## PROBLEM DETAILS:
Transcribe all of the data exactly. Omit the pictures.

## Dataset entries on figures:
——

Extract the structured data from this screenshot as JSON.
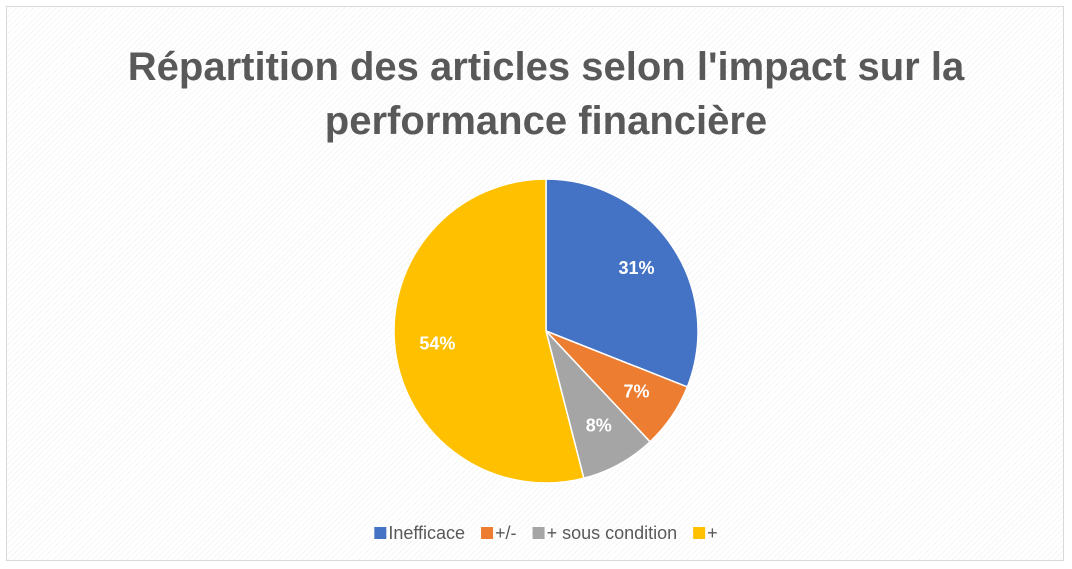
{
  "chart_data": {
    "type": "pie",
    "title": "Répartition des articles selon l'impact sur la performance financière",
    "categories": [
      "Inefficace",
      "+/-",
      "+ sous condition",
      "+"
    ],
    "values": [
      31,
      7,
      8,
      54
    ],
    "value_labels": [
      "31%",
      "7%",
      "8%",
      "54%"
    ],
    "colors": [
      "#4472c4",
      "#ed7d31",
      "#a5a5a5",
      "#ffc000"
    ],
    "legend": "bottom"
  }
}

——

## RESULT OF THE TASK:
Extract the structured data from this screenshot as JSON.
{
  "chart_data": {
    "type": "pie",
    "title": "Répartition des articles selon l'impact sur la performance financière",
    "categories": [
      "Inefficace",
      "+/-",
      "+ sous condition",
      "+"
    ],
    "values": [
      31,
      7,
      8,
      54
    ],
    "value_labels": [
      "31%",
      "7%",
      "8%",
      "54%"
    ],
    "colors": [
      "#4472c4",
      "#ed7d31",
      "#a5a5a5",
      "#ffc000"
    ],
    "legend": "bottom"
  }
}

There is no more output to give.